#### [AIM]
Copy the rows below verbatim, starting at the first row and ending at the row that contains "time-spinner[interactable]: 00 [767,419,874,442]", including both.

>>>

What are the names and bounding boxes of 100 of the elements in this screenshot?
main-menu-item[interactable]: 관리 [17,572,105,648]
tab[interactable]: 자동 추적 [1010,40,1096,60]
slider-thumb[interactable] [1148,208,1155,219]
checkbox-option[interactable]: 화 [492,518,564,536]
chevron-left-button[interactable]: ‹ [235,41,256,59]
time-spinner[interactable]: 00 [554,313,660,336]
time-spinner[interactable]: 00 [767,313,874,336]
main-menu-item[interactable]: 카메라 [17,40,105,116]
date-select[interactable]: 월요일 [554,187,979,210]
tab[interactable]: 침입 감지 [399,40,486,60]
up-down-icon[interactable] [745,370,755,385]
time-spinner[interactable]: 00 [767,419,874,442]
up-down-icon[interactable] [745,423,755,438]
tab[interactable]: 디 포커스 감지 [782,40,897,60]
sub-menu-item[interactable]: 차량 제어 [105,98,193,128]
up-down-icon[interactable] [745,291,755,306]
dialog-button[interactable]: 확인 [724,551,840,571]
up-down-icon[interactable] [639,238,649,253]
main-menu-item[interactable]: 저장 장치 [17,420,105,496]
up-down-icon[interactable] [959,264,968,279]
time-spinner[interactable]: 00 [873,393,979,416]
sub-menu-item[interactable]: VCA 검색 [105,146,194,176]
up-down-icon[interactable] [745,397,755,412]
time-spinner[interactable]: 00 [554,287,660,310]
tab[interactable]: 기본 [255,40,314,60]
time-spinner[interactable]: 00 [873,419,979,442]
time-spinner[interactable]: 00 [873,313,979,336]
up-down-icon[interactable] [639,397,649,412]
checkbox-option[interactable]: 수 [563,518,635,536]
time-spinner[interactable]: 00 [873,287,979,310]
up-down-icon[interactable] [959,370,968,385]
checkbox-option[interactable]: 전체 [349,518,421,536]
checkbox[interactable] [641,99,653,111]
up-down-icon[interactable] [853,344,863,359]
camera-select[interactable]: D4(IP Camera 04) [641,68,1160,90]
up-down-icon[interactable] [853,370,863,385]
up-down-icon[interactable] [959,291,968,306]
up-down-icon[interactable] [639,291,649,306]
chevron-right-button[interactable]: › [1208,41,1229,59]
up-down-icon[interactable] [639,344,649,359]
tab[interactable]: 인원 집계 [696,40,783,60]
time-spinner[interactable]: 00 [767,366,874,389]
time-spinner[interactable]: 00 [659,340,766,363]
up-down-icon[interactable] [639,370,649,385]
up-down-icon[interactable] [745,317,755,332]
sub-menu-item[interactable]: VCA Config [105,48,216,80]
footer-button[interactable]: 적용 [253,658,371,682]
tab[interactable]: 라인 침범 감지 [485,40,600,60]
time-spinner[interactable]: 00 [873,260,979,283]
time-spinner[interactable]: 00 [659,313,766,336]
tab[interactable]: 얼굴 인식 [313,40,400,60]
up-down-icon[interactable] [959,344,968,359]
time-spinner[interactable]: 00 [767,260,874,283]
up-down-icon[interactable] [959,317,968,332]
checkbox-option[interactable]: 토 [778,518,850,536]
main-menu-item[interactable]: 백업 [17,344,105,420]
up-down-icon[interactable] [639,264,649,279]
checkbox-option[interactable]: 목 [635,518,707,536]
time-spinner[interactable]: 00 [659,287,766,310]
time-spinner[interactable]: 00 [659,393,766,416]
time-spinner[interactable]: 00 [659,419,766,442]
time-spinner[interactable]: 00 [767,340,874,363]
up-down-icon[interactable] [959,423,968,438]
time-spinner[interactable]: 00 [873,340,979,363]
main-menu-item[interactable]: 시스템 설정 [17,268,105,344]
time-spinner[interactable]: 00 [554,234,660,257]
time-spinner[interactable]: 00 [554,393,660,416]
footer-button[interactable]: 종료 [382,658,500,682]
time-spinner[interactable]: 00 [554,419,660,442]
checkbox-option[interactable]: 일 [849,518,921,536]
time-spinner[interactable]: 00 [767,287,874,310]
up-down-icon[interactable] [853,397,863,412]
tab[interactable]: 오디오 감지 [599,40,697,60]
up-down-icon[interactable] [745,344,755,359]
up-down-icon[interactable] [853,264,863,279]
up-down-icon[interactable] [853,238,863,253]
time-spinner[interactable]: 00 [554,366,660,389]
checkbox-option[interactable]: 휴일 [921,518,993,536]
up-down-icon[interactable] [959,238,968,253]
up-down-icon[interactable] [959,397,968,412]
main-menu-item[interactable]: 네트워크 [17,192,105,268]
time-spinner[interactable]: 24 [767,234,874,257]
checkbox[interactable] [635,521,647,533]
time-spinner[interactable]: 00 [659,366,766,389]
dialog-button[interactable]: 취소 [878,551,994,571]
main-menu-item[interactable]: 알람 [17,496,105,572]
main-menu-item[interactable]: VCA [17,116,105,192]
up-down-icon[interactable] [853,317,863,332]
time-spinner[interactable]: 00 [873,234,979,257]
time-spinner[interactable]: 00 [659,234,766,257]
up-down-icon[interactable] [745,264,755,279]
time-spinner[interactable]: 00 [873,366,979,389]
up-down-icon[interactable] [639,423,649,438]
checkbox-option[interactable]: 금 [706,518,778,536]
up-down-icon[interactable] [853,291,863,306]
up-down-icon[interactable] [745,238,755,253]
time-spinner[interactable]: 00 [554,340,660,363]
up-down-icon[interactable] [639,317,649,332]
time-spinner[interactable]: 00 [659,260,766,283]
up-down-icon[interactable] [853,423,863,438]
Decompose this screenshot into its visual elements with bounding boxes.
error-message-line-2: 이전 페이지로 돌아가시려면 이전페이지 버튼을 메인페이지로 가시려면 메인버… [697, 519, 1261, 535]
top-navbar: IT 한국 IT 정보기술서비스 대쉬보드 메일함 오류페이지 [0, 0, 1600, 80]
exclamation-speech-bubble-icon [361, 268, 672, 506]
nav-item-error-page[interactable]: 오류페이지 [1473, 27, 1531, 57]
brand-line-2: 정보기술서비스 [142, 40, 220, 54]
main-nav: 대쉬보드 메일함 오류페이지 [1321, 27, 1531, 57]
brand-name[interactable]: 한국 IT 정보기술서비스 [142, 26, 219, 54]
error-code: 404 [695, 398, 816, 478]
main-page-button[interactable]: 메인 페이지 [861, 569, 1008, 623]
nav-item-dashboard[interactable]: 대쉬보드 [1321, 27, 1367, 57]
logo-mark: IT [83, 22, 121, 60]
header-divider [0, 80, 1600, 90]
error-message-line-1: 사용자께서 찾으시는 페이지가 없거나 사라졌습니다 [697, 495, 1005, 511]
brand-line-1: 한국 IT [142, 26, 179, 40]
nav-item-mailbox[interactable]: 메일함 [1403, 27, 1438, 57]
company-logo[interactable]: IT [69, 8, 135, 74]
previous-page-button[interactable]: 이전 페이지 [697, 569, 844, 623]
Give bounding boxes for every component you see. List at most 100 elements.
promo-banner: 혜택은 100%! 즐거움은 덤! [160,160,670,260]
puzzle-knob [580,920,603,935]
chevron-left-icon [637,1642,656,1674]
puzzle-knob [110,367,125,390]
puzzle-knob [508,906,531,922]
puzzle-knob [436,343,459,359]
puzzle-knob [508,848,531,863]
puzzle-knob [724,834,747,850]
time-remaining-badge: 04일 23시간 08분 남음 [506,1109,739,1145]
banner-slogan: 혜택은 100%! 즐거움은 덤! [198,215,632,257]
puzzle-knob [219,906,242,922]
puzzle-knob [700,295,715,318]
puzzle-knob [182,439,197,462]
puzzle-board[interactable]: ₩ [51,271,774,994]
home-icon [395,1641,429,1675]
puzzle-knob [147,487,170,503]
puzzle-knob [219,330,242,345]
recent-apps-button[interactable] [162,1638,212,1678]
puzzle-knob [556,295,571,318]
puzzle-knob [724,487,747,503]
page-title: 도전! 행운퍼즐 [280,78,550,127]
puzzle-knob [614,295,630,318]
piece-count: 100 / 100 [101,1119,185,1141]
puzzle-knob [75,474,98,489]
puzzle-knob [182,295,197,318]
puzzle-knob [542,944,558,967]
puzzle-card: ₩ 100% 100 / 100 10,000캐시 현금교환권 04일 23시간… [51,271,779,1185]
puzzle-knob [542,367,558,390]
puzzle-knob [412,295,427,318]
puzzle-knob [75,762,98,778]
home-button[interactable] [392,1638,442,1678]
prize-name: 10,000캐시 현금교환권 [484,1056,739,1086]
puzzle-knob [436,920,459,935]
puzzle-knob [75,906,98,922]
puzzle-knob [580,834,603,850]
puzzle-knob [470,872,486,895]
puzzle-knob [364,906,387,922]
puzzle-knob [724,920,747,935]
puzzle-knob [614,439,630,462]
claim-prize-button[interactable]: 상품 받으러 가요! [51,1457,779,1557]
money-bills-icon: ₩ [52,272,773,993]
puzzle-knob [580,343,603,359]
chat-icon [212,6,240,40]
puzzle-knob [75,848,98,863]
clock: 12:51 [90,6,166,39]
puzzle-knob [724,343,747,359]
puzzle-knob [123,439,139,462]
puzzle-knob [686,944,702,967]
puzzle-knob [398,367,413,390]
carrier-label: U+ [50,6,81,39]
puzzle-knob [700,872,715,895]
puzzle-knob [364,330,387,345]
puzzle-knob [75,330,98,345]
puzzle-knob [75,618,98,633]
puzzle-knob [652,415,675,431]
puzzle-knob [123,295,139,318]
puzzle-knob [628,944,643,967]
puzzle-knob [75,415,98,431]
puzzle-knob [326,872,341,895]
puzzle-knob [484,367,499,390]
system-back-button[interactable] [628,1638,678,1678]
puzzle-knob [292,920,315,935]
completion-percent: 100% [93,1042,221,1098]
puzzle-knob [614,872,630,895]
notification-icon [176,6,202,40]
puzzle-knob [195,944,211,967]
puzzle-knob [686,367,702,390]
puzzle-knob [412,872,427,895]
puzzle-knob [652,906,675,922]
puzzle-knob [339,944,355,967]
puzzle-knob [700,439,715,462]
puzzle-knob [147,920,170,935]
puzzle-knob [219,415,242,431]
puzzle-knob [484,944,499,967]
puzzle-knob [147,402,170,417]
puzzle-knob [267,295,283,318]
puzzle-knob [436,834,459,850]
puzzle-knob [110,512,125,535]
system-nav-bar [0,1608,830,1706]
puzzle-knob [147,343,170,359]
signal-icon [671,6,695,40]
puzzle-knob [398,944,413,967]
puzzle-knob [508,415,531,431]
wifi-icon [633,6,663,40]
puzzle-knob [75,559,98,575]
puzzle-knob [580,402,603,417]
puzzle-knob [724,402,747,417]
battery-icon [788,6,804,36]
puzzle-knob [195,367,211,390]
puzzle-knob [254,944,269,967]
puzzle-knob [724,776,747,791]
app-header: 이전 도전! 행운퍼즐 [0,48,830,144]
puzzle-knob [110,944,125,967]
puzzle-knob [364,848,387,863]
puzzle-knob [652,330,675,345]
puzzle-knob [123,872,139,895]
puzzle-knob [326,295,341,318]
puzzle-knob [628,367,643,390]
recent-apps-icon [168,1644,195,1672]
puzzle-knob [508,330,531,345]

<<<

#### [CORRECT ANSWER]
What are the names and bounding boxes of 100 of the elements in this screenshot?
main-menu-item[interactable]: 관리 [17,572,105,648]
tab[interactable]: 자동 추적 [1010,40,1096,60]
slider-thumb[interactable] [1148,208,1155,219]
checkbox-option[interactable]: 화 [492,518,564,536]
chevron-left-button[interactable]: ‹ [235,41,256,59]
time-spinner[interactable]: 00 [554,313,660,336]
time-spinner[interactable]: 00 [767,313,874,336]
main-menu-item[interactable]: 카메라 [17,40,105,116]
date-select[interactable]: 월요일 [554,187,979,210]
tab[interactable]: 침입 감지 [399,40,486,60]
up-down-icon[interactable] [745,370,755,385]
time-spinner[interactable]: 00 [767,419,874,442]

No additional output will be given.